Risk factors and effective management of preeclampsia

Fred A English 1,, Louise C Kenny 1, Fergus P McCarthy 1,2
PMCID: PMC4354613  PMID: 25767405

Abstract

Preeclampsia, a hypertensive disorder of pregnancy is estimated to complicate 2%–8% of pregnancies and remains a principal cause of maternal and fetal morbidity and mortality. Preeclampsia may present at any gestation but is more commonly encountered in the third trimester. Multiple risk factors have been documented, including: family history, nulliparity, egg donation, diabetes, and obesity. Significant progress has been made in developing tests to predict risk of preeclampsia in pregnancy, but these remain confined to clinical trial settings and center around measuring angiogenic profiles, including placental growth factor or newer tests involving metabolomics. Less progress has been made in developing new treatments and therapeutic targets, and aspirin remains one of the few agents shown to consistently reduce the risk of developing preeclampsia. This review serves to discuss recent advances in risk factor identification, prediction techniques, and management of preeclampsia in antenatal, intrapartum, and postnatal patients.

[Records shown]
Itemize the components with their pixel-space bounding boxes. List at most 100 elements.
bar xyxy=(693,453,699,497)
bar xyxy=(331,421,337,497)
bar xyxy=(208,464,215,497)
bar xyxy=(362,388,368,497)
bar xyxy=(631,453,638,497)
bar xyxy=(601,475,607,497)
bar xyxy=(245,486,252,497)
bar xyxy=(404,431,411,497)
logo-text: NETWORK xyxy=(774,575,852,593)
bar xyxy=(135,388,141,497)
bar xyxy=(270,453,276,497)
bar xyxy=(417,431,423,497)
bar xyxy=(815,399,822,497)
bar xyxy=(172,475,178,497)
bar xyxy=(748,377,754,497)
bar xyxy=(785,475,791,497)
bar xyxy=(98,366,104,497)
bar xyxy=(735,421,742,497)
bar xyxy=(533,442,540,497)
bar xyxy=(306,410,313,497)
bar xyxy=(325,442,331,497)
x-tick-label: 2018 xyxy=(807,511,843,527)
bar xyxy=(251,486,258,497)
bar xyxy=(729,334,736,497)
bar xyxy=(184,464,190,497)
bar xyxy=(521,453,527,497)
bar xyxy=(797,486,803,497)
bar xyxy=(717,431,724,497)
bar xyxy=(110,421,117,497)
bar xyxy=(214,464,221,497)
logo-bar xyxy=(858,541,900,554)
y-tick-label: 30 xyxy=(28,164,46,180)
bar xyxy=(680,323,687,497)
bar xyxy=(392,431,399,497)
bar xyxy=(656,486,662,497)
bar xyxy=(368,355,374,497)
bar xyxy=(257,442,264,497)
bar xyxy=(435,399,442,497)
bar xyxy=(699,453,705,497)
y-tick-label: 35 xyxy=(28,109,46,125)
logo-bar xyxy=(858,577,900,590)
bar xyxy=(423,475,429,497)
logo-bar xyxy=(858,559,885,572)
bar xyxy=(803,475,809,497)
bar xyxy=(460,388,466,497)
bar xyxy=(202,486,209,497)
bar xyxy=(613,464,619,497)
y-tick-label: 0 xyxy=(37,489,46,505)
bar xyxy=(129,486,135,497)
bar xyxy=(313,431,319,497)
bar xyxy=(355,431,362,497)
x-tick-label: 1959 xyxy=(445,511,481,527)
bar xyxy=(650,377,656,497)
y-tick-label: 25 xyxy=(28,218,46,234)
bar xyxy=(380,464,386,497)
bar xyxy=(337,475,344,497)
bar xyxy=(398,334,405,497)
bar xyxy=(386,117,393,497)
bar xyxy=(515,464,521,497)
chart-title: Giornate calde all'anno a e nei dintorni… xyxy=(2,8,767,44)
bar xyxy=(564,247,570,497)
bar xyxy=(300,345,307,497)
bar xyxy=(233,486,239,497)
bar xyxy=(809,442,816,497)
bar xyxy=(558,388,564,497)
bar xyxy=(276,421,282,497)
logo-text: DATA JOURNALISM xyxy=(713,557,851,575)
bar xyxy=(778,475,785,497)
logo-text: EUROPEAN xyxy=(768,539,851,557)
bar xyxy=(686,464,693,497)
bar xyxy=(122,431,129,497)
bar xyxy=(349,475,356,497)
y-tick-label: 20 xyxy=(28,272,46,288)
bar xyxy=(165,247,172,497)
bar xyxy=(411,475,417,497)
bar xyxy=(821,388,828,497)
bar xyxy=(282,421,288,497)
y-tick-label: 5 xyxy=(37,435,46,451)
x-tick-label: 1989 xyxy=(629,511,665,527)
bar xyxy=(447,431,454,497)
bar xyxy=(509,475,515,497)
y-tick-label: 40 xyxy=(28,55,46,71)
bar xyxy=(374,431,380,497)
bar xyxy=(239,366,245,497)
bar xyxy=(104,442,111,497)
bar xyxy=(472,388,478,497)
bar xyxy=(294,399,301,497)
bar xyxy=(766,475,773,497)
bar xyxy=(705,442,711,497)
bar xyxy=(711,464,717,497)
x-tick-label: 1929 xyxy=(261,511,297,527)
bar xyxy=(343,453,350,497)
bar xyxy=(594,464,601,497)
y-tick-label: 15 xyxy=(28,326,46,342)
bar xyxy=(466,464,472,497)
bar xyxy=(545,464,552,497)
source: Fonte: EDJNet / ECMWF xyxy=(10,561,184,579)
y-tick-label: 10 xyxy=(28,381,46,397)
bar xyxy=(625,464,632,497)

[Task objective] According to the preeclampsia abstract, in which trimester is preeclampsia most commonly encountered?

[Response area] The third trimester.